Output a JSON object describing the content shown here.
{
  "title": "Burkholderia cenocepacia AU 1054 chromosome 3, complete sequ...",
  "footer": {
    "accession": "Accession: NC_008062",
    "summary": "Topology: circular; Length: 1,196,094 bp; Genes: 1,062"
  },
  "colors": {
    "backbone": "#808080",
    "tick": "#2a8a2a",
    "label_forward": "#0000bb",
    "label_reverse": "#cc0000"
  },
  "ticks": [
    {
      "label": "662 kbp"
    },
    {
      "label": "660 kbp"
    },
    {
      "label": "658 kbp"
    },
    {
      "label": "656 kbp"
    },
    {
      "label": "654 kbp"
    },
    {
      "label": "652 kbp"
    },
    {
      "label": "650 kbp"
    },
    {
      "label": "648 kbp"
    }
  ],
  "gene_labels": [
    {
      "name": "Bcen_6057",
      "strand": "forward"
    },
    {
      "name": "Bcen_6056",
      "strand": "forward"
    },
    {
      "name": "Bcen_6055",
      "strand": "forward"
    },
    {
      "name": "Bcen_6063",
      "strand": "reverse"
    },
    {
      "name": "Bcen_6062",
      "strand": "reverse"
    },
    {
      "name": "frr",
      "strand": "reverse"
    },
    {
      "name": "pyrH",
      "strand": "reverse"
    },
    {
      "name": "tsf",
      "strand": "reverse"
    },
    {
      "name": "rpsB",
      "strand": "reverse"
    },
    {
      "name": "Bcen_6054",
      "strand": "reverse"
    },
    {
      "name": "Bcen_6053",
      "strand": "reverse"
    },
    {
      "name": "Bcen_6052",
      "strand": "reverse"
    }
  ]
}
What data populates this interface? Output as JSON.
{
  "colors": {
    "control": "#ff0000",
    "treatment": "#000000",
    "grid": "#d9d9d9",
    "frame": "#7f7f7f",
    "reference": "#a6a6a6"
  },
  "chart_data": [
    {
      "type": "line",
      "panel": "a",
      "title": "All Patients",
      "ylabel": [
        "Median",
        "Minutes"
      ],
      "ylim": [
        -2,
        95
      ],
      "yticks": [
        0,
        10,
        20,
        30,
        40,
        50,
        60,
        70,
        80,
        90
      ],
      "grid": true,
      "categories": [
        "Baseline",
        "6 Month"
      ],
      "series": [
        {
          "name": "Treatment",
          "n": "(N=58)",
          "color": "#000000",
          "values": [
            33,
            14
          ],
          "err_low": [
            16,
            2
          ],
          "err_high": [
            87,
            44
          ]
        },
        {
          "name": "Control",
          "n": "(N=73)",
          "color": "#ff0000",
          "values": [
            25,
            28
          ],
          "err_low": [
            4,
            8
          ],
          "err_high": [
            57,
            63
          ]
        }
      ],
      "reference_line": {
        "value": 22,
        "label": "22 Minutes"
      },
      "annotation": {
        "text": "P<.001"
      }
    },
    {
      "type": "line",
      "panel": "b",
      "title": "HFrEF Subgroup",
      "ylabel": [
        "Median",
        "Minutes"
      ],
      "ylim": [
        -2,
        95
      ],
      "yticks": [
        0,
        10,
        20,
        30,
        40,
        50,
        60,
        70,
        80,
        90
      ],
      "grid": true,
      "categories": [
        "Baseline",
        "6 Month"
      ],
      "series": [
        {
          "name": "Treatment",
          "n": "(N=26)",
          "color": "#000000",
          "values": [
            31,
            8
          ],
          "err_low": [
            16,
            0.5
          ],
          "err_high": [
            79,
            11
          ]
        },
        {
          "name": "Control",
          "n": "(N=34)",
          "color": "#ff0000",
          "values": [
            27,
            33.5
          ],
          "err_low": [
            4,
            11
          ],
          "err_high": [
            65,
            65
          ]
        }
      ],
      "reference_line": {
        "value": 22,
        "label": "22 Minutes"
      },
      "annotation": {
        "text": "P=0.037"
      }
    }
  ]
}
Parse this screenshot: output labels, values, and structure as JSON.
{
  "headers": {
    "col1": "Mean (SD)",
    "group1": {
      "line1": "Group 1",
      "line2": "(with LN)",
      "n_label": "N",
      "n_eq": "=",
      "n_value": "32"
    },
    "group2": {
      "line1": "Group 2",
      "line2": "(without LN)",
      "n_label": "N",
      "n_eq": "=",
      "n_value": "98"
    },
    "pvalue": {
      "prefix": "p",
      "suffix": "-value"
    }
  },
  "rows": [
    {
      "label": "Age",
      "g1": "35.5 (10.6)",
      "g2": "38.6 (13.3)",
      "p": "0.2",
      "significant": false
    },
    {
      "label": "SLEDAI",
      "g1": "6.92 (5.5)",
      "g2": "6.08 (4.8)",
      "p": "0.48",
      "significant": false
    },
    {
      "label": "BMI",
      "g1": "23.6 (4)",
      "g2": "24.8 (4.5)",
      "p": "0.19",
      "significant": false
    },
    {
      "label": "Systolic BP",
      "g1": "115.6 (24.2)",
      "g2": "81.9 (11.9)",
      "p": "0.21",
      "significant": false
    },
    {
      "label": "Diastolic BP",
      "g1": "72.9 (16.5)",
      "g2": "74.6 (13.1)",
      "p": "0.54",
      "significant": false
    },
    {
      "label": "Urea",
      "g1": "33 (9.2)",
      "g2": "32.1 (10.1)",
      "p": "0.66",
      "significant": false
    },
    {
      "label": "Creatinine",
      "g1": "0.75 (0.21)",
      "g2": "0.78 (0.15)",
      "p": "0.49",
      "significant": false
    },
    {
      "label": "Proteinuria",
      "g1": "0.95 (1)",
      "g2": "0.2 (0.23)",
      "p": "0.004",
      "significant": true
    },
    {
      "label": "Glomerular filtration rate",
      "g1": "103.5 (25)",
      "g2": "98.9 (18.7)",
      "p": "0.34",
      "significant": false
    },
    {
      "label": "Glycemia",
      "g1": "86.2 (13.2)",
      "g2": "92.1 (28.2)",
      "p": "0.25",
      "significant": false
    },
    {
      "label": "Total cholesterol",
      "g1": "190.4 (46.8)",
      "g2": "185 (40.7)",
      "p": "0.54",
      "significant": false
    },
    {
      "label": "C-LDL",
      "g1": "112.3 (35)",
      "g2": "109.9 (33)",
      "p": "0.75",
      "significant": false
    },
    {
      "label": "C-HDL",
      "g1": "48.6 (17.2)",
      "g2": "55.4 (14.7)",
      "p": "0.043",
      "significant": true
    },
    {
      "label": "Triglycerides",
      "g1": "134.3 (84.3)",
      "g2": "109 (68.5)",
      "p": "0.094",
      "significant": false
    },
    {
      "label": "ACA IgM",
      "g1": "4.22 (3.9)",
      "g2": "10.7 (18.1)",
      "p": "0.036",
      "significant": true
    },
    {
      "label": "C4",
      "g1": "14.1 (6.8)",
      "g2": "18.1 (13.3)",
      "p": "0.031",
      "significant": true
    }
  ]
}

Your objective » Copy the records above. Leave out nothing.

Reply »
Output a JSON object describing the content shown here.
{
  "title": "Burkholderia cenocepacia AU 1054 chromosome 3, complete sequ...",
  "footer": {
    "accession": "Accession: NC_008062",
    "summary": "Topology: circular; Length: 1,196,094 bp; Genes: 1,062"
  },
  "colors": {
    "backbone": "#808080",
    "tick": "#2a8a2a",
    "label_forward": "#0000bb",
    "label_reverse": "#cc0000"
  },
  "ticks": [
    {
      "label": "662 kbp"
    },
    {
      "label": "660 kbp"
    },
    {
      "label": "658 kbp"
    },
    {
      "label": "656 kbp"
    },
    {
      "label": "654 kbp"
    },
    {
      "label": "652 kbp"
    },
    {
      "label": "650 kbp"
    },
    {
      "label": "648 kbp"
    }
  ],
  "gene_labels": [
    {
      "name": "Bcen_6057",
      "strand": "forward"
    },
    {
      "name": "Bcen_6056",
      "strand": "forward"
    },
    {
      "name": "Bcen_6055",
      "strand": "forward"
    },
    {
      "name": "Bcen_6063",
      "strand": "reverse"
    },
    {
      "name": "Bcen_6062",
      "strand": "reverse"
    },
    {
      "name": "frr",
      "strand": "reverse"
    },
    {
      "name": "pyrH",
      "strand": "reverse"
    },
    {
      "name": "tsf",
      "strand": "reverse"
    },
    {
      "name": "rpsB",
      "strand": "reverse"
    },
    {
      "name": "Bcen_6054",
      "strand": "reverse"
    },
    {
      "name": "Bcen_6053",
      "strand": "reverse"
    },
    {
      "name": "Bcen_6052",
      "strand": "reverse"
    }
  ]
}
What data populates this interface? Output as JSON.
{
  "colors": {
    "control": "#ff0000",
    "treatment": "#000000",
    "grid": "#d9d9d9",
    "frame": "#7f7f7f",
    "reference": "#a6a6a6"
  },
  "chart_data": [
    {
      "type": "line",
      "panel": "a",
      "title": "All Patients",
      "ylabel": [
        "Median",
        "Minutes"
      ],
      "ylim": [
        -2,
        95
      ],
      "yticks": [
        0,
        10,
        20,
        30,
        40,
        50,
        60,
        70,
        80,
        90
      ],
      "grid": true,
      "categories": [
        "Baseline",
        "6 Month"
      ],
      "series": [
        {
          "name": "Treatment",
          "n": "(N=58)",
          "color": "#000000",
          "values": [
            33,
            14
          ],
          "err_low": [
            16,
            2
          ],
          "err_high": [
            87,
            44
          ]
        },
        {
          "name": "Control",
          "n": "(N=73)",
          "color": "#ff0000",
          "values": [
            25,
            28
          ],
          "err_low": [
            4,
            8
          ],
          "err_high": [
            57,
            63
          ]
        }
      ],
      "reference_line": {
        "value": 22,
        "label": "22 Minutes"
      },
      "annotation": {
        "text": "P<.001"
      }
    },
    {
      "type": "line",
      "panel": "b",
      "title": "HFrEF Subgroup",
      "ylabel": [
        "Median",
        "Minutes"
      ],
      "ylim": [
        -2,
        95
      ],
      "yticks": [
        0,
        10,
        20,
        30,
        40,
        50,
        60,
        70,
        80,
        90
      ],
      "grid": true,
      "categories": [
        "Baseline",
        "6 Month"
      ],
      "series": [
        {
          "name": "Treatment",
          "n": "(N=26)",
          "color": "#000000",
          "values": [
            31,
            8
          ],
          "err_low": [
            16,
            0.5
          ],
          "err_high": [
            79,
            11
          ]
        },
        {
          "name": "Control",
          "n": "(N=34)",
          "color": "#ff0000",
          "values": [
            27,
            33.5
          ],
          "err_low": [
            4,
            11
          ],
          "err_high": [
            65,
            65
          ]
        }
      ],
      "reference_line": {
        "value": 22,
        "label": "22 Minutes"
      },
      "annotation": {
        "text": "P=0.037"
      }
    }
  ]
}
Parse this screenshot: output labels, values, and structure as JSON.
{
  "headers": {
    "col1": "Mean (SD)",
    "group1": {
      "line1": "Group 1",
      "line2": "(with LN)",
      "n_label": "N",
      "n_eq": "=",
      "n_value": "32"
    },
    "group2": {
      "line1": "Group 2",
      "line2": "(without LN)",
      "n_label": "N",
      "n_eq": "=",
      "n_value": "98"
    },
    "pvalue": {
      "prefix": "p",
      "suffix": "-value"
    }
  },
  "rows": [
    {
      "label": "Age",
      "g1": "35.5 (10.6)",
      "g2": "38.6 (13.3)",
      "p": "0.2",
      "significant": false
    },
    {
      "label": "SLEDAI",
      "g1": "6.92 (5.5)",
      "g2": "6.08 (4.8)",
      "p": "0.48",
      "significant": false
    },
    {
      "label": "BMI",
      "g1": "23.6 (4)",
      "g2": "24.8 (4.5)",
      "p": "0.19",
      "significant": false
    },
    {
      "label": "Systolic BP",
      "g1": "115.6 (24.2)",
      "g2": "81.9 (11.9)",
      "p": "0.21",
      "significant": false
    },
    {
      "label": "Diastolic BP",
      "g1": "72.9 (16.5)",
      "g2": "74.6 (13.1)",
      "p": "0.54",
      "significant": false
    },
    {
      "label": "Urea",
      "g1": "33 (9.2)",
      "g2": "32.1 (10.1)",
      "p": "0.66",
      "significant": false
    },
    {
      "label": "Creatinine",
      "g1": "0.75 (0.21)",
      "g2": "0.78 (0.15)",
      "p": "0.49",
      "significant": false
    },
    {
      "label": "Proteinuria",
      "g1": "0.95 (1)",
      "g2": "0.2 (0.23)",
      "p": "0.004",
      "significant": true
    },
    {
      "label": "Glomerular filtration rate",
      "g1": "103.5 (25)",
      "g2": "98.9 (18.7)",
      "p": "0.34",
      "significant": false
    },
    {
      "label": "Glycemia",
      "g1": "86.2 (13.2)",
      "g2": "92.1 (28.2)",
      "p": "0.25",
      "significant": false
    },
    {
      "label": "Total cholesterol",
      "g1": "190.4 (46.8)",
      "g2": "185 (40.7)",
      "p": "0.54",
      "significant": false
    },
    {
      "label": "C-LDL",
      "g1": "112.3 (35)",
      "g2": "109.9 (33)",
      "p": "0.75",
      "significant": false
    },
    {
      "label": "C-HDL",
      "g1": "48.6 (17.2)",
      "g2": "55.4 (14.7)",
      "p": "0.043",
      "significant": true
    },
    {
      "label": "Triglycerides",
      "g1": "134.3 (84.3)",
      "g2": "109 (68.5)",
      "p": "0.094",
      "significant": false
    },
    {
      "label": "ACA IgM",
      "g1": "4.22 (3.9)",
      "g2": "10.7 (18.1)",
      "p": "0.036",
      "significant": true
    },
    {
      "label": "C4",
      "g1": "14.1 (6.8)",
      "g2": "18.1 (13.3)",
      "p": "0.031",
      "significant": true
    }
  ]
}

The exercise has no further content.